### EXERCISE:
Print all the data, keeping every line exactly as it is.

### DATA FOR THE TASK:

----

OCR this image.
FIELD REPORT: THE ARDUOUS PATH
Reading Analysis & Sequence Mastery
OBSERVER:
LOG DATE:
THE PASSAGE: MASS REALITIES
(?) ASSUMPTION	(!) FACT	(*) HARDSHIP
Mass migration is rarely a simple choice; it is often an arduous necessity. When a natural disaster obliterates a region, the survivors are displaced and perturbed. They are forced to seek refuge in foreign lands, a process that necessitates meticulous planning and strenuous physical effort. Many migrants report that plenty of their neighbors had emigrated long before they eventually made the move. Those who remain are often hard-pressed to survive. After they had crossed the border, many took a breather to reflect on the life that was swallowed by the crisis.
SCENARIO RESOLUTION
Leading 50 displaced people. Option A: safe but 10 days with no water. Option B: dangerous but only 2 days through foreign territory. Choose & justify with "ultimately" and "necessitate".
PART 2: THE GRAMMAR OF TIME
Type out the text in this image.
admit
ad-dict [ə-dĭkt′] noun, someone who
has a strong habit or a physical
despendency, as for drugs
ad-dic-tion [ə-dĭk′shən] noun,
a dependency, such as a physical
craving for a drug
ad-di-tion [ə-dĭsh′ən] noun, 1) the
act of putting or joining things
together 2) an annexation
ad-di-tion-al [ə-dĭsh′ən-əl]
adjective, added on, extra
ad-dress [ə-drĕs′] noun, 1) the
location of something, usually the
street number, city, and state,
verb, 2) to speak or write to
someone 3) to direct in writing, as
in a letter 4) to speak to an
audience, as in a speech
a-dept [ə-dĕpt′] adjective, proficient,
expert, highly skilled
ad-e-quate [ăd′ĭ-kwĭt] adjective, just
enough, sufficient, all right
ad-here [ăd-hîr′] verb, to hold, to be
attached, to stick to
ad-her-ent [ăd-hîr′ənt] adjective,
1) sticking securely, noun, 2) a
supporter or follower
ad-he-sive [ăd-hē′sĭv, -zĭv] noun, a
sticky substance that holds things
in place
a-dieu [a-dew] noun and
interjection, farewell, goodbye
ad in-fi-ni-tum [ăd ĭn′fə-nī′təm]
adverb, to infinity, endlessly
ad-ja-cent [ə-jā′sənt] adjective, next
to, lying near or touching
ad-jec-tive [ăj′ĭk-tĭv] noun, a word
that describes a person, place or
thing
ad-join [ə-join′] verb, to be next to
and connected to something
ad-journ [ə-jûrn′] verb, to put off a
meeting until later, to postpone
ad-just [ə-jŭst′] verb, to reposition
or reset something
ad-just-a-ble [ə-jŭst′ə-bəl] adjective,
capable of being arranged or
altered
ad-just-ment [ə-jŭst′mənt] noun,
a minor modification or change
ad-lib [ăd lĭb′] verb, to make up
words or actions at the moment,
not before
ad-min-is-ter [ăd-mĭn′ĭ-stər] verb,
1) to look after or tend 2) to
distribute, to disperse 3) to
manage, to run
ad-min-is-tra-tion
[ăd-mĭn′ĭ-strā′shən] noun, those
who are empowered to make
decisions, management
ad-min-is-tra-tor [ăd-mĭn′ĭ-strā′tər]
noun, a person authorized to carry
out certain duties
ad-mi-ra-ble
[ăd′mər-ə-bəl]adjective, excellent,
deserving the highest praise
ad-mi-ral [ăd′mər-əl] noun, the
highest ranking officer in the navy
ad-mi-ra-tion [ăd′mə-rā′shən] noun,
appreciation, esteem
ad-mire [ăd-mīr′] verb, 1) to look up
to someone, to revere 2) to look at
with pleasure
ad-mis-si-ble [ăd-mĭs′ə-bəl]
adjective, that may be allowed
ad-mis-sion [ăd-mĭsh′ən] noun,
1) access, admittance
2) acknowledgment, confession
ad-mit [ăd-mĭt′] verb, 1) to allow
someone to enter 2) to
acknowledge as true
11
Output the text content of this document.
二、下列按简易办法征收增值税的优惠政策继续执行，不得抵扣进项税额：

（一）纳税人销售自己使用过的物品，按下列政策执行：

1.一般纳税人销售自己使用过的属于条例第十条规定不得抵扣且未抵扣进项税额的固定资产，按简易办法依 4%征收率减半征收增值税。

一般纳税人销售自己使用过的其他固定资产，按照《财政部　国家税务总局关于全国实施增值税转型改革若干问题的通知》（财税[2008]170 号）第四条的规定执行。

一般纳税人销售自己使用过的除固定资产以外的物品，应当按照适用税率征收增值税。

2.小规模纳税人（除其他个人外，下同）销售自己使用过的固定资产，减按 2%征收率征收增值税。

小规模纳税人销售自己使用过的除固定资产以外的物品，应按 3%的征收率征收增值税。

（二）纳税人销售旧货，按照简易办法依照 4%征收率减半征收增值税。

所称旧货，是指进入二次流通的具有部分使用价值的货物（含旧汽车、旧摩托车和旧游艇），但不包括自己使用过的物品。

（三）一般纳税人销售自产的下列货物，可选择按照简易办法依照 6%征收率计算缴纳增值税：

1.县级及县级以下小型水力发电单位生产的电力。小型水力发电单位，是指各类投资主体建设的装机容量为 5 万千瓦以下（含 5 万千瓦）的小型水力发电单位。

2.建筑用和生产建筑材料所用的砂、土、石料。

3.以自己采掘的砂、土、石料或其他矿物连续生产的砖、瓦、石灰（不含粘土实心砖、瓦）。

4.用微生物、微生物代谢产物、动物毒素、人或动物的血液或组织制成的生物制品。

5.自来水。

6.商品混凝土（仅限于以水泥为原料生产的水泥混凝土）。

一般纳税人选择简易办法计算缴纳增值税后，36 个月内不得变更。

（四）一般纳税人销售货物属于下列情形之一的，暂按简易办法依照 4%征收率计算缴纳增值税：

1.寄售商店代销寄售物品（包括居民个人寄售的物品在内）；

----

### RESPONSE:
OCR this image.
FIELD REPORT: THE ARDUOUS PATH
Reading Analysis & Sequence Mastery
OBSERVER:
LOG DATE:
THE PASSAGE: MASS REALITIES
(?) ASSUMPTION	(!) FACT	(*) HARDSHIP
Mass migration is rarely a simple choice; it is often an arduous necessity. When a natural disaster obliterates a region, the survivors are displaced and perturbed. They are forced to seek refuge in foreign lands, a process that necessitates meticulous planning and strenuous physical effort. Many migrants report that plenty of their neighbors had emigrated long before they eventually made the move. Those who remain are often hard-pressed to survive. After they had crossed the border, many took a breather to reflect on the life that was swallowed by the crisis.
SCENARIO RESOLUTION
Leading 50 displaced people. Option A: safe but 10 days with no water. Option B: dangerous but only 2 days through foreign territory. Choose & justify with "ultimately" and "necessitate".
PART 2: THE GRAMMAR OF TIME
Type out the text in this image.
admit
ad-dict [ə-dĭkt′] noun, someone who
has a strong habit or a physical
despendency, as for drugs
ad-dic-tion [ə-dĭk′shən] noun,
a dependency, such as a physical
craving for a drug
ad-di-tion [ə-dĭsh′ən] noun, 1) the
act of putting or joining things
together 2) an annexation
ad-di-tion-al [ə-dĭsh′ən-əl]
adjective, added on, extra
ad-dress [ə-drĕs′] noun, 1) the
location of something, usually the
street number, city, and state,
verb, 2) to speak or write to
someone 3) to direct in writing, as
in a letter 4) to speak to an
audience, as in a speech
a-dept [ə-dĕpt′] adjective, proficient,
expert, highly skilled
ad-e-quate [ăd′ĭ-kwĭt] adjective, just
enough, sufficient, all right
ad-here [ăd-hîr′] verb, to hold, to be
attached, to stick to
ad-her-ent [ăd-hîr′ənt] adjective,
1) sticking securely, noun, 2) a
supporter or follower
ad-he-sive [ăd-hē′sĭv, -zĭv] noun, a
sticky substance that holds things
in place
a-dieu [a-dew] noun and
interjection, farewell, goodbye
ad in-fi-ni-tum [ăd ĭn′fə-nī′təm]
adverb, to infinity, endlessly
ad-ja-cent [ə-jā′sənt] adjective, next
to, lying near or touching
ad-jec-tive [ăj′ĭk-tĭv] noun, a word
that describes a person, place or
thing
ad-join [ə-join′] verb, to be next to
and connected to something
ad-journ [ə-jûrn′] verb, to put off a
meeting until later, to postpone
ad-just [ə-jŭst′] verb, to reposition
or reset something
ad-just-a-ble [ə-jŭst′ə-bəl] adjective,
capable of being arranged or
altered
ad-just-ment [ə-jŭst′mənt] noun,
a minor modification or change
ad-lib [ăd lĭb′] verb, to make up
words or actions at the moment,
not before
ad-min-is-ter [ăd-mĭn′ĭ-stər] verb,
1) to look after or tend 2) to
distribute, to disperse 3) to
manage, to run
ad-min-is-tra-tion
[ăd-mĭn′ĭ-strā′shən] noun, those
who are empowered to make
decisions, management
ad-min-is-tra-tor [ăd-mĭn′ĭ-strā′tər]
noun, a person authorized to carry
out certain duties
ad-mi-ra-ble
[ăd′mər-ə-bəl]adjective, excellent,
deserving the highest praise
ad-mi-ral [ăd′mər-əl] noun, the
highest ranking officer in the navy
ad-mi-ra-tion [ăd′mə-rā′shən] noun,
appreciation, esteem
ad-mire [ăd-mīr′] verb, 1) to look up
to someone, to revere 2) to look at
with pleasure
ad-mis-si-ble [ăd-mĭs′ə-bəl]
adjective, that may be allowed
ad-mis-sion [ăd-mĭsh′ən] noun,
1) access, admittance
2) acknowledgment, confession
ad-mit [ăd-mĭt′] verb, 1) to allow
someone to enter 2) to
acknowledge as true
11
Output the text content of this document.
二、下列按简易办法征收增值税的优惠政策继续执行，不得抵扣进项税额：

（一）纳税人销售自己使用过的物品，按下列政策执行：

1.一般纳税人销售自己使用过的属于条例第十条规定不得抵扣且未抵扣进项税额的固定资产，按简易办法依 4%征收率减半征收增值税。

一般纳税人销售自己使用过的其他固定资产，按照《财政部　国家税务总局关于全国实施增值税转型改革若干问题的通知》（财税[2008]170 号）第四条的规定执行。

一般纳税人销售自己使用过的除固定资产以外的物品，应当按照适用税率征收增值税。

2.小规模纳税人（除其他个人外，下同）销售自己使用过的固定资产，减按 2%征收率征收增值税。

小规模纳税人销售自己使用过的除固定资产以外的物品，应按 3%的征收率征收增值税。

（二）纳税人销售旧货，按照简易办法依照 4%征收率减半征收增值税。

所称旧货，是指进入二次流通的具有部分使用价值的货物（含旧汽车、旧摩托车和旧游艇），但不包括自己使用过的物品。

（三）一般纳税人销售自产的下列货物，可选择按照简易办法依照 6%征收率计算缴纳增值税：

1.县级及县级以下小型水力发电单位生产的电力。小型水力发电单位，是指各类投资主体建设的装机容量为 5 万千瓦以下（含 5 万千瓦）的小型水力发电单位。

2.建筑用和生产建筑材料所用的砂、土、石料。

3.以自己采掘的砂、土、石料或其他矿物连续生产的砖、瓦、石灰（不含粘土实心砖、瓦）。

4.用微生物、微生物代谢产物、动物毒素、人或动物的血液或组织制成的生物制品。

5.自来水。

6.商品混凝土（仅限于以水泥为原料生产的水泥混凝土）。

一般纳税人选择简易办法计算缴纳增值税后，36 个月内不得变更。

（四）一般纳税人销售货物属于下列情形之一的，暂按简易办法依照 4%征收率计算缴纳增值税：

1.寄售商店代销寄售物品（包括居民个人寄售的物品在内）；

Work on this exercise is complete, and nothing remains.